Start of Information shown

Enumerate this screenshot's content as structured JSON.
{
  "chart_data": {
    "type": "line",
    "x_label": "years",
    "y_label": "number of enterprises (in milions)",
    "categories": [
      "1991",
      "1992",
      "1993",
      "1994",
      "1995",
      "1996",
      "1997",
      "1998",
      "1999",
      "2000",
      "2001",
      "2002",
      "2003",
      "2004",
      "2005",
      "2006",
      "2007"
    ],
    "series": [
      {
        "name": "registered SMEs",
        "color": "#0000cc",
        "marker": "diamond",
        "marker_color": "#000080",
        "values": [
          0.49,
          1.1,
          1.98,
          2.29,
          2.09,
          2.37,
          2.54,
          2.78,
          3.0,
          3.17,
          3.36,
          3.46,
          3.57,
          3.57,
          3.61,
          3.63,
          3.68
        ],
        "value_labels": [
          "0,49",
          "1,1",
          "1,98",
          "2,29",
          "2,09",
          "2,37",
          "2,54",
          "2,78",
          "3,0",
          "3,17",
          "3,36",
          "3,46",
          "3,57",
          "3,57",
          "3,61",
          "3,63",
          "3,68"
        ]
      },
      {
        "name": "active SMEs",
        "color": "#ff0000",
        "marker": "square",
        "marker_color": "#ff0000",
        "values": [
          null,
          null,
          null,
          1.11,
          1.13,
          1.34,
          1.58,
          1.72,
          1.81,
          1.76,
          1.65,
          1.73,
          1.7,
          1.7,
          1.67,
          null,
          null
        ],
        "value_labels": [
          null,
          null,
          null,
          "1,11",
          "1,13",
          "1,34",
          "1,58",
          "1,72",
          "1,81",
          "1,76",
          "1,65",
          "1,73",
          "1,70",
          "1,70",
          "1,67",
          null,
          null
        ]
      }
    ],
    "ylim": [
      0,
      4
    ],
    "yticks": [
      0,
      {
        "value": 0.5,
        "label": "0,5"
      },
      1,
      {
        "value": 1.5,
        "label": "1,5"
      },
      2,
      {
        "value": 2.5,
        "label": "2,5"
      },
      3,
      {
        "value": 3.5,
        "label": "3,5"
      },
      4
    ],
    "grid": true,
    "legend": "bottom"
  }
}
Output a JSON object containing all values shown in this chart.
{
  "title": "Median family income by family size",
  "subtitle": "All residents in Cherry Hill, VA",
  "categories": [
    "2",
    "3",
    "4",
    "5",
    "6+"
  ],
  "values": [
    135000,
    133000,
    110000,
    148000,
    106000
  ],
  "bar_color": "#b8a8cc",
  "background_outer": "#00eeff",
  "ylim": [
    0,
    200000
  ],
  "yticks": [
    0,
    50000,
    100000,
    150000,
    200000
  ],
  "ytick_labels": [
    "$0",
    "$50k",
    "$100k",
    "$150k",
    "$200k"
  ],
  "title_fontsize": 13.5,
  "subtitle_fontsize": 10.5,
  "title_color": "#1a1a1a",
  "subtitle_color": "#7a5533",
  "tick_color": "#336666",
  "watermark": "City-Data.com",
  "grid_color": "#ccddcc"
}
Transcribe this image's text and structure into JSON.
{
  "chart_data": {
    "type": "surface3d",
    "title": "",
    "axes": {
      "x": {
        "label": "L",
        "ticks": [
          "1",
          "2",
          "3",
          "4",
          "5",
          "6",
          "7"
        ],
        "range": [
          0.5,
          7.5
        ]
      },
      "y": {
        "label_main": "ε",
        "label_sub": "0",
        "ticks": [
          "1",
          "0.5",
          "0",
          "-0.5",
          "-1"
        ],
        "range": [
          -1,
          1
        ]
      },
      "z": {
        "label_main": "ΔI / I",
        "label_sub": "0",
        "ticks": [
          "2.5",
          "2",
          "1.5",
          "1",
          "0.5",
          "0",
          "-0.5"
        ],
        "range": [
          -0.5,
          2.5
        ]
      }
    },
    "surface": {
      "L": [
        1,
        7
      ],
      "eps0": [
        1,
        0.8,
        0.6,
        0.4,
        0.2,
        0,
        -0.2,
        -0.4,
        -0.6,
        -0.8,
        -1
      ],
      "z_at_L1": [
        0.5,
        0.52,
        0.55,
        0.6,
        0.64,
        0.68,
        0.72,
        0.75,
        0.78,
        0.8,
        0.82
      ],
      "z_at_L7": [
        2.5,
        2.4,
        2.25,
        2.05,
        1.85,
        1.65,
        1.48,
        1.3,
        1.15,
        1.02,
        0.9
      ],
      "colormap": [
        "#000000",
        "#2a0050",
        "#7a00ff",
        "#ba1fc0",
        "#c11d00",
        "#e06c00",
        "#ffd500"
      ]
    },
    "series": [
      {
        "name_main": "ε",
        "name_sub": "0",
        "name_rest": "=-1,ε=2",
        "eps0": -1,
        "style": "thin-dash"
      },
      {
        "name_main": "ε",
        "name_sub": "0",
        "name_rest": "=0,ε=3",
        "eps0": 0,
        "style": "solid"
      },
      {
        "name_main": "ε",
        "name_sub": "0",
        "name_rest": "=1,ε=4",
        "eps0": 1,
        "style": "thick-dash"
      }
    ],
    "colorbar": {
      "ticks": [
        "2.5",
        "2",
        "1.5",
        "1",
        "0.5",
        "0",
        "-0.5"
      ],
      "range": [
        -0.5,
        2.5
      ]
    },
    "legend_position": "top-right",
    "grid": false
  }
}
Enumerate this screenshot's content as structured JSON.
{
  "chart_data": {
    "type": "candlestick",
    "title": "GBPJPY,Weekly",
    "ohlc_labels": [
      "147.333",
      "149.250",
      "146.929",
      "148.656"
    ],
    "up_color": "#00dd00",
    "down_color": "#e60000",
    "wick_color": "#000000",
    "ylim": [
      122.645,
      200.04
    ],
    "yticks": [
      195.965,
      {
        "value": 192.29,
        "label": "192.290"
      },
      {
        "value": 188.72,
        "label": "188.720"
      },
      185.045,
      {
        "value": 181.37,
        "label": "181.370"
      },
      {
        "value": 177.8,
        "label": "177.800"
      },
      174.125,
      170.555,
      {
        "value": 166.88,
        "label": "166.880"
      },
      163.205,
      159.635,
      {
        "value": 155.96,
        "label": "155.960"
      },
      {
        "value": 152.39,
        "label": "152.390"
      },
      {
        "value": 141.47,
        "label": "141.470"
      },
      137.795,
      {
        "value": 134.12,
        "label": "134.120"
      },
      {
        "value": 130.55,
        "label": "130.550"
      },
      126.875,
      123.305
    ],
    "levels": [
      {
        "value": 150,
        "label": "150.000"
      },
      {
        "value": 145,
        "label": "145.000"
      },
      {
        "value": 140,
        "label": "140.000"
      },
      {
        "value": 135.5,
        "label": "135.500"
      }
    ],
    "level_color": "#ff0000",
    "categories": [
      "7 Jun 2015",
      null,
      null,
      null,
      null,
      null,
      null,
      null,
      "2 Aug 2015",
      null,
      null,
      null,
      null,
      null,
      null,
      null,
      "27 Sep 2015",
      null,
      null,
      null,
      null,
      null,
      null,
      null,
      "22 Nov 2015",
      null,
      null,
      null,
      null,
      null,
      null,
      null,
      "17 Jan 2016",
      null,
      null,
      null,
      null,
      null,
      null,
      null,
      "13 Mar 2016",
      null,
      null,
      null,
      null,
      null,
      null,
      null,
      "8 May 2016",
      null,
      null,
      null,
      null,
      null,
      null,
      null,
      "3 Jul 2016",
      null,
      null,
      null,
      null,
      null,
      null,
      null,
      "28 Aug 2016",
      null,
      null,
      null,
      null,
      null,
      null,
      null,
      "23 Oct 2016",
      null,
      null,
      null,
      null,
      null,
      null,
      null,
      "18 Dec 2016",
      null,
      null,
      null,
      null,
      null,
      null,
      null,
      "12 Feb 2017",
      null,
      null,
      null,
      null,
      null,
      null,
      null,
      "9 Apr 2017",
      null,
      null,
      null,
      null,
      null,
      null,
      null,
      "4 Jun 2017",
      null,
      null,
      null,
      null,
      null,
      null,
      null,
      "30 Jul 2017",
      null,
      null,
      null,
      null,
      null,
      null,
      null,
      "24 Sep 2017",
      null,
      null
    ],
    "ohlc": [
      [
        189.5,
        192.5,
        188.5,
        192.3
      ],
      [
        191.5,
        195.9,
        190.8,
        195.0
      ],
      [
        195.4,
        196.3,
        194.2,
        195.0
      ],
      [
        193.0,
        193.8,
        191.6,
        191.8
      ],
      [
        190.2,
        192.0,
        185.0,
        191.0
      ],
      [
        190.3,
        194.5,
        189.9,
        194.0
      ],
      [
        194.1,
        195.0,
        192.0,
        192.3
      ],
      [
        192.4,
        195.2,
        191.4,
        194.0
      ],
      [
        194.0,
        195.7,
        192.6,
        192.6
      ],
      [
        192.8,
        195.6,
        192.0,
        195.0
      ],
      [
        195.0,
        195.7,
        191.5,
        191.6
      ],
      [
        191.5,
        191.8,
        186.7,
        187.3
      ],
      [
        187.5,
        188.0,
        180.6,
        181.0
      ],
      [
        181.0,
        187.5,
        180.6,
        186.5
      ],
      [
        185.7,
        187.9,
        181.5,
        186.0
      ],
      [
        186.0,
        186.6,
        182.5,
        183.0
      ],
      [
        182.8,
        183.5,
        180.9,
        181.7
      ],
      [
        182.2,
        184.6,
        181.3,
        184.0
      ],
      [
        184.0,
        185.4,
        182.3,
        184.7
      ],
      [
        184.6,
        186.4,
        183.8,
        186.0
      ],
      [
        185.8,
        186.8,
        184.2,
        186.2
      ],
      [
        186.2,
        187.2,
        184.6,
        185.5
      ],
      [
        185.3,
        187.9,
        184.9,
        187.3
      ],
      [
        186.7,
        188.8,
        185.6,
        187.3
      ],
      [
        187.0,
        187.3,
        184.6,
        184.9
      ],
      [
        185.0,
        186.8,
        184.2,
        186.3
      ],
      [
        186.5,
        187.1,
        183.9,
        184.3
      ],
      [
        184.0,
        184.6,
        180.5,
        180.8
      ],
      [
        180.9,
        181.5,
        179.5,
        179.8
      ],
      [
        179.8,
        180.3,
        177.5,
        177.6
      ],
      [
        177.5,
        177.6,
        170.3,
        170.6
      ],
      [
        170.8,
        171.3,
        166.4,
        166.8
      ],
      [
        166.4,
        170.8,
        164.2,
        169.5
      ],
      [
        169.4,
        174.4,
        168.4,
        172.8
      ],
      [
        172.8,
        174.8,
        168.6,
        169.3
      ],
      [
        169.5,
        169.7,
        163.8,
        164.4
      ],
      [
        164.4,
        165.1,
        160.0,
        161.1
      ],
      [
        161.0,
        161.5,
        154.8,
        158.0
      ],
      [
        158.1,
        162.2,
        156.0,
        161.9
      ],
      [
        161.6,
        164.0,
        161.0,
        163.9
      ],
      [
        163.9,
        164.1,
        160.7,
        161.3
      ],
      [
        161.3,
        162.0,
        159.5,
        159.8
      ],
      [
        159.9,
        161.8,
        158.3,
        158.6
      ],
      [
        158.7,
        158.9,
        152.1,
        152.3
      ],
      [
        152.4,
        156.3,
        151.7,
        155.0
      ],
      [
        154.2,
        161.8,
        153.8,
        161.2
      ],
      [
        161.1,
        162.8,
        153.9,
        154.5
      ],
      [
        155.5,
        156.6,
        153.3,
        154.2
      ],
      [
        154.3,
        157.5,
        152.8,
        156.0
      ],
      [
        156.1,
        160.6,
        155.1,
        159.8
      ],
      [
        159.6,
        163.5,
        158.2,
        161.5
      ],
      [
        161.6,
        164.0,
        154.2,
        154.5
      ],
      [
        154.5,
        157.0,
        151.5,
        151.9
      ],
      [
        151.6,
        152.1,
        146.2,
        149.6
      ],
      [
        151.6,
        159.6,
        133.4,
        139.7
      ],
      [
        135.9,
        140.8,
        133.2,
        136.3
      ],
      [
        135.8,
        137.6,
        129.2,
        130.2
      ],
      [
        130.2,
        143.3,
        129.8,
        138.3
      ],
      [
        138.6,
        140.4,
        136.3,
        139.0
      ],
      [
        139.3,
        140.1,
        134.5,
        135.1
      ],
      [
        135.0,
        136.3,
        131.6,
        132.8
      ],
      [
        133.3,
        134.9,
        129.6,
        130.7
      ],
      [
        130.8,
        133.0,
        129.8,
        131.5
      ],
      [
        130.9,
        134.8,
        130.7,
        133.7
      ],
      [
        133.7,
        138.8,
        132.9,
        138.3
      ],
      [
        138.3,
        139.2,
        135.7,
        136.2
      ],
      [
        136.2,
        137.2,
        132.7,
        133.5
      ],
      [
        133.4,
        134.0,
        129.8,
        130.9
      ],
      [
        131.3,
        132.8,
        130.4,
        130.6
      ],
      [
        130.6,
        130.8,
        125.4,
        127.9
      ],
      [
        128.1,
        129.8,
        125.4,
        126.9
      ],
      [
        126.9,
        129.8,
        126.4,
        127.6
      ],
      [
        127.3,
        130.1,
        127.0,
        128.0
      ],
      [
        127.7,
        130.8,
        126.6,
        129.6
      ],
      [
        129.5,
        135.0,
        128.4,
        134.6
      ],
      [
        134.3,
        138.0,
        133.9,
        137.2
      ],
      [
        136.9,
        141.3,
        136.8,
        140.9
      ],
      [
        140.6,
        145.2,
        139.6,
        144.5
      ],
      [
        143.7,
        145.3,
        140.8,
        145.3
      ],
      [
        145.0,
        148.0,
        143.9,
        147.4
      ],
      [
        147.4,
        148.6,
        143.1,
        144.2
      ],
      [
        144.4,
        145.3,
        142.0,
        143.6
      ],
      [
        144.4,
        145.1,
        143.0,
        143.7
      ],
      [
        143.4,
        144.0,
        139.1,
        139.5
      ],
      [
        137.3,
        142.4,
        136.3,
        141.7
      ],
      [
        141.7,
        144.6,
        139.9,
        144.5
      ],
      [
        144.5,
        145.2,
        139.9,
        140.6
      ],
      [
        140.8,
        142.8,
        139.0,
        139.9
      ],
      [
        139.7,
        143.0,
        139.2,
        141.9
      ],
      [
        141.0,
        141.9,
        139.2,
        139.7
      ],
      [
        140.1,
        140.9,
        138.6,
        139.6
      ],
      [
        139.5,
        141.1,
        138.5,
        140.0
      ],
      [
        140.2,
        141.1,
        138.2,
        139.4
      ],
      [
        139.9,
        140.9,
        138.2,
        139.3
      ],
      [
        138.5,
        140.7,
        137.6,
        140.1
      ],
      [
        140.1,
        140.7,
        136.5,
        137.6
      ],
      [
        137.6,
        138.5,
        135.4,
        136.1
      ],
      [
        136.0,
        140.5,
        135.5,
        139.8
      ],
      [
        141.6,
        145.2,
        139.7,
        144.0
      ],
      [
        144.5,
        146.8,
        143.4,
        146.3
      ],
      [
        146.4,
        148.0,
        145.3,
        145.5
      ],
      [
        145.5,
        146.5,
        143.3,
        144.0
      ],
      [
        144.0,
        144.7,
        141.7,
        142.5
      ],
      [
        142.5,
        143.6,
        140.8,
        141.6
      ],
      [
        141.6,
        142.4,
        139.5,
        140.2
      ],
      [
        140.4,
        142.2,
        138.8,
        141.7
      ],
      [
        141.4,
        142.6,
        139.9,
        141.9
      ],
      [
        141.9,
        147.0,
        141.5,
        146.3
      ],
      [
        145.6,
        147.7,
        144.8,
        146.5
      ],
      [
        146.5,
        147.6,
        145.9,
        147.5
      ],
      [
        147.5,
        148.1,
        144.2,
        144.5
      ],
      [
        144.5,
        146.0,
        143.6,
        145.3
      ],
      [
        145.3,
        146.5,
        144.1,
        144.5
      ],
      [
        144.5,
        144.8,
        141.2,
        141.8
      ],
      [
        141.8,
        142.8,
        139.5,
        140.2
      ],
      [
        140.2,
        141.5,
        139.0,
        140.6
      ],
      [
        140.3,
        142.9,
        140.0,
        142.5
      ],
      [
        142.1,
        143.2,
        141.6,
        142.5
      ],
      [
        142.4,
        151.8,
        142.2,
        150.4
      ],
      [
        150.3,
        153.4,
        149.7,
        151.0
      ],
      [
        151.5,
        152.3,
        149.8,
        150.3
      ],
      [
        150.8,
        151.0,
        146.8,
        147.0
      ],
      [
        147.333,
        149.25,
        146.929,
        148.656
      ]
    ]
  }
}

End of Information shown

◆ Directions: Find how many of the lines above have the word "style" in them. State only that number.

◆ Finished task: 3